***** GIVEN RECORDS
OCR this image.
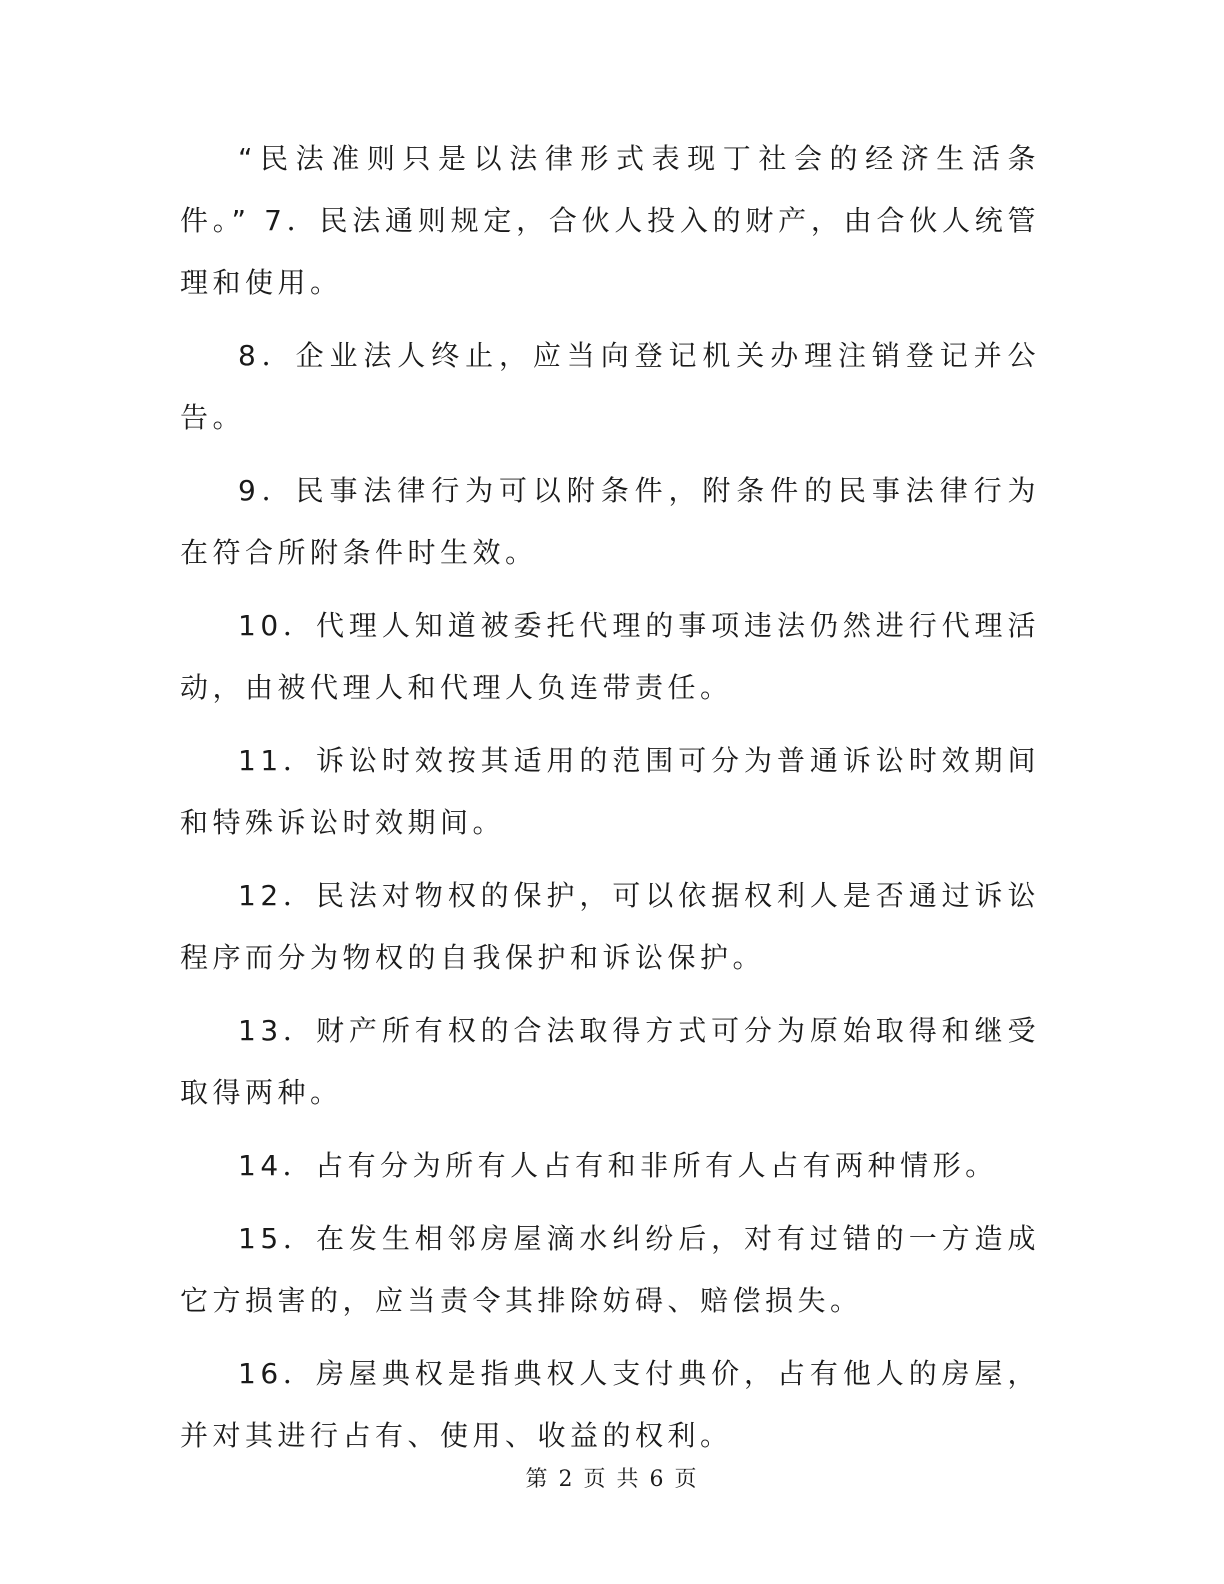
“民法准则只是以法律形式表现丁社会的经济生活条件。” 7．民法通则规定，合伙人投入的财产，由合伙人统管理和使用。

8．企业法人终止，应当向登记机关办理注销登记并公告。

9．民事法律行为可以附条件，附条件的民事法律行为在符合所附条件时生效。

10．代理人知道被委托代理的事项违法仍然进行代理活动，由被代理人和代理人负连带责任。

11．诉讼时效按其适用的范围可分为普通诉讼时效期间和特殊诉讼时效期间。

12．民法对物权的保护，可以依据权利人是否通过诉讼程序而分为物权的自我保护和诉讼保护。

13．财产所有权的合法取得方式可分为原始取得和继受取得两种。

14．占有分为所有人占有和非所有人占有两种情形。

15．在发生相邻房屋滴水纠纷后，对有过错的一方造成它方损害的，应当责令其排除妨碍、赔偿损失。

16．房屋典权是指典权人支付典价，占有他人的房屋，并对其进行占有、使用、收益的权利。

第 2 页 共 6 页
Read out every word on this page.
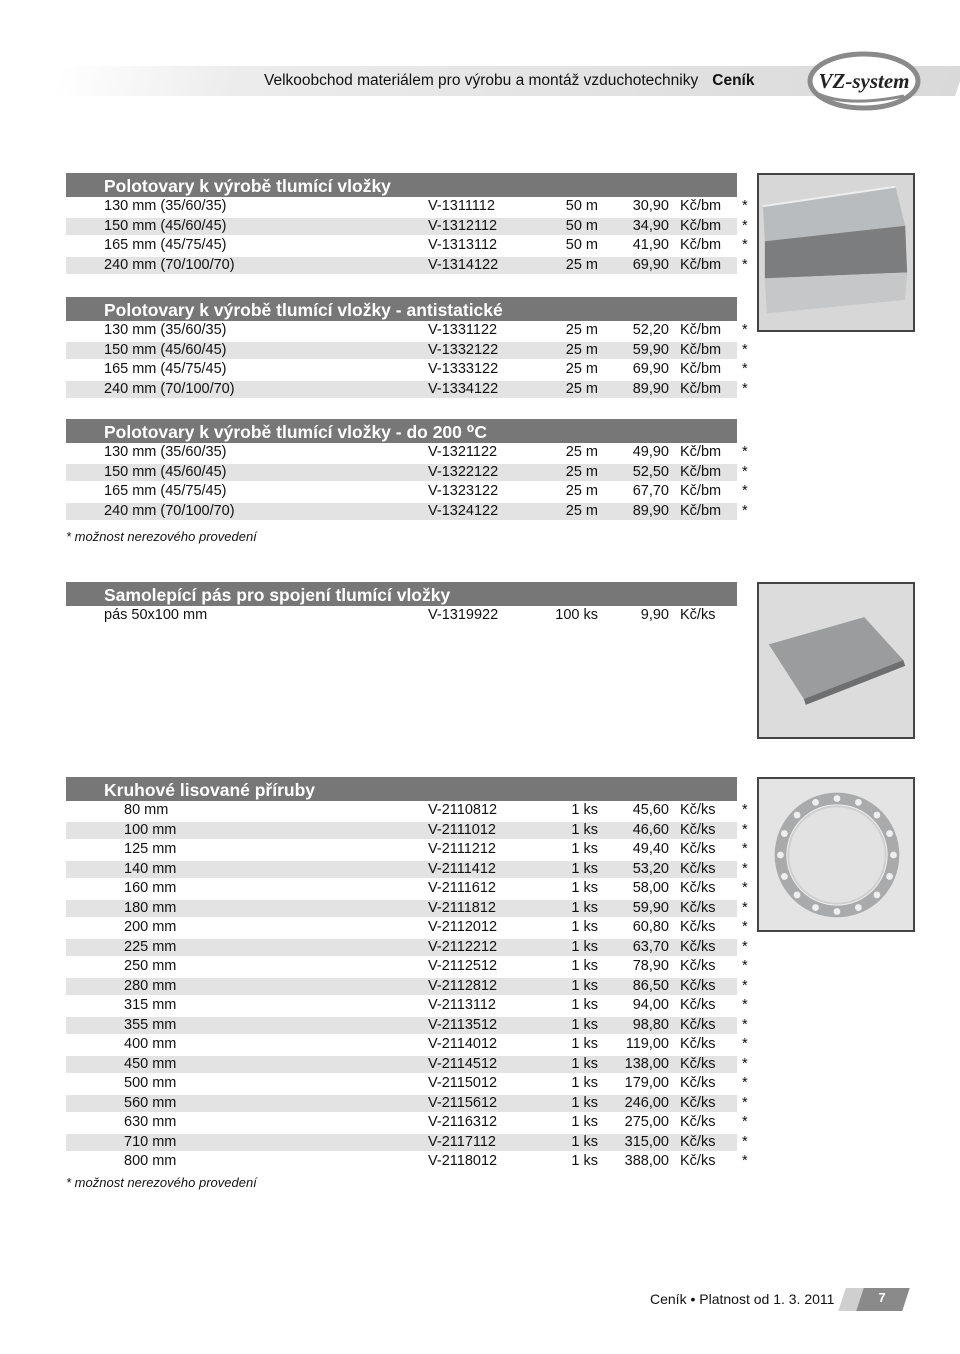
Velkoobchod materiálem pro výrobu a montáž vzduchotechniky Ceník	VZ-system
Polotovary k výrobě tlumící vložky
130 mm (35/60/35)	V-1311112	50 m 30,90 Kč/bm *
150 mm (45/60/45)	V-1312112	50 m 34,90 Kč/bm *
165 mm (45/75/45)	V-1313112	50 m 41,90 Kč/bm *
240 mm (70/100/70)	V-1314122	25 m 69,90 Kč/bm *
Polotovary k výrobě tlumící vložky - antistatické
130 mm (35/60/35)	V-1331122	25 m 52,20 Kč/bm *
150 mm (45/60/45)	V-1332122	25 m 59,90 Kč/bm *
165 mm (45/75/45)	V-1333122	25 m 69,90 Kč/bm *
240 mm (70/100/70)	V-1334122	25 m 89,90 Kč/bm *
Polotovary k výrobě tlumící vložky - do 200 ⁰C
130 mm (35/60/35)	V-1321122	25 m 49,90 Kč/bm *
150 mm (45/60/45)	V-1322122	25 m 52,50 Kč/bm *
165 mm (45/75/45)	V-1323122	25 m 67,70 Kč/bm *
240 mm (70/100/70)	V-1324122	25 m 89,90 Kč/bm *
* možnost nerezového provedení
Samolepící pás pro spojení tlumící vložky
pás 50x100 mm	V-1319922	100 ks	9,90 Kč/ks
Kruhové lisované příruby
80 mm	V-2110812	1 ks 45,60 Kč/ks *
100 mm	V-2111012	1 ks 46,60 Kč/ks *
125 mm	V-2111212	1 ks 49,40 Kč/ks *
140 mm	V-2111412	1 ks 53,20 Kč/ks *
160 mm	V-2111612	1 ks 58,00 Kč/ks *
180 mm	V-2111812	1 ks 59,90 Kč/ks *
200 mm	V-2112012	1 ks 60,80 Kč/ks *
225 mm	V-2112212	1 ks 63,70 Kč/ks *
250 mm	V-2112512	1 ks 78,90 Kč/ks *
280 mm	V-2112812	1 ks 86,50 Kč/ks *
315 mm	V-2113112	1 ks 94,00 Kč/ks *
355 mm	V-2113512	1 ks 98,80 Kč/ks *
400 mm	V-2114012	1 ks 119,00 Kč/ks *
450 mm	V-2114512	1 ks 138,00 Kč/ks *
500 mm	V-2115012	1 ks 179,00 Kč/ks *
560 mm	V-2115612	1 ks 246,00 Kč/ks *
630 mm	V-2116312	1 ks 275,00 Kč/ks *
710 mm	V-2117112	1 ks 315,00 Kč/ks *
800 mm	V-2118012	1 ks 388,00 Kč/ks *
* možnost nerezového provedení
Ceník • Platnost od 1. 3. 2011	7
**********
■ **WORK TO COMPLETE**:
Print out the material word for word, omitting the pictures.

■ **EXERCISE RESPONSE**:
OCR this image.
“民法准则只是以法律形式表现丁社会的经济生活条件。” 7．民法通则规定，合伙人投入的财产，由合伙人统管理和使用。

8．企业法人终止，应当向登记机关办理注销登记并公告。

9．民事法律行为可以附条件，附条件的民事法律行为在符合所附条件时生效。

10．代理人知道被委托代理的事项违法仍然进行代理活动，由被代理人和代理人负连带责任。

11．诉讼时效按其适用的范围可分为普通诉讼时效期间和特殊诉讼时效期间。

12．民法对物权的保护，可以依据权利人是否通过诉讼程序而分为物权的自我保护和诉讼保护。

13．财产所有权的合法取得方式可分为原始取得和继受取得两种。

14．占有分为所有人占有和非所有人占有两种情形。

15．在发生相邻房屋滴水纠纷后，对有过错的一方造成它方损害的，应当责令其排除妨碍、赔偿损失。

16．房屋典权是指典权人支付典价，占有他人的房屋，并对其进行占有、使用、收益的权利。

第 2 页 共 6 页
Read out every word on this page.
Velkoobchod materiálem pro výrobu a montáž vzduchotechniky Ceník	VZ-system
Polotovary k výrobě tlumící vložky
130 mm (35/60/35)	V-1311112	50 m 30,90 Kč/bm *
150 mm (45/60/45)	V-1312112	50 m 34,90 Kč/bm *
165 mm (45/75/45)	V-1313112	50 m 41,90 Kč/bm *
240 mm (70/100/70)	V-1314122	25 m 69,90 Kč/bm *
Polotovary k výrobě tlumící vložky - antistatické
130 mm (35/60/35)	V-1331122	25 m 52,20 Kč/bm *
150 mm (45/60/45)	V-1332122	25 m 59,90 Kč/bm *
165 mm (45/75/45)	V-1333122	25 m 69,90 Kč/bm *
240 mm (70/100/70)	V-1334122	25 m 89,90 Kč/bm *
Polotovary k výrobě tlumící vložky - do 200 ⁰C
130 mm (35/60/35)	V-1321122	25 m 49,90 Kč/bm *
150 mm (45/60/45)	V-1322122	25 m 52,50 Kč/bm *
165 mm (45/75/45)	V-1323122	25 m 67,70 Kč/bm *
240 mm (70/100/70)	V-1324122	25 m 89,90 Kč/bm *
* možnost nerezového provedení
Samolepící pás pro spojení tlumící vložky
pás 50x100 mm	V-1319922	100 ks	9,90 Kč/ks
Kruhové lisované příruby
80 mm	V-2110812	1 ks 45,60 Kč/ks *
100 mm	V-2111012	1 ks 46,60 Kč/ks *
125 mm	V-2111212	1 ks 49,40 Kč/ks *
140 mm	V-2111412	1 ks 53,20 Kč/ks *
160 mm	V-2111612	1 ks 58,00 Kč/ks *
180 mm	V-2111812	1 ks 59,90 Kč/ks *
200 mm	V-2112012	1 ks 60,80 Kč/ks *
225 mm	V-2112212	1 ks 63,70 Kč/ks *
250 mm	V-2112512	1 ks 78,90 Kč/ks *
280 mm	V-2112812	1 ks 86,50 Kč/ks *
315 mm	V-2113112	1 ks 94,00 Kč/ks *
355 mm	V-2113512	1 ks 98,80 Kč/ks *
400 mm	V-2114012	1 ks 119,00 Kč/ks *
450 mm	V-2114512	1 ks 138,00 Kč/ks *
500 mm	V-2115012	1 ks 179,00 Kč/ks *
560 mm	V-2115612	1 ks 246,00 Kč/ks *
630 mm	V-2116312	1 ks 275,00 Kč/ks *
710 mm	V-2117112	1 ks 315,00 Kč/ks *
800 mm	V-2118012	1 ks 388,00 Kč/ks *
* možnost nerezového provedení
Ceník • Platnost od 1. 3. 2011	7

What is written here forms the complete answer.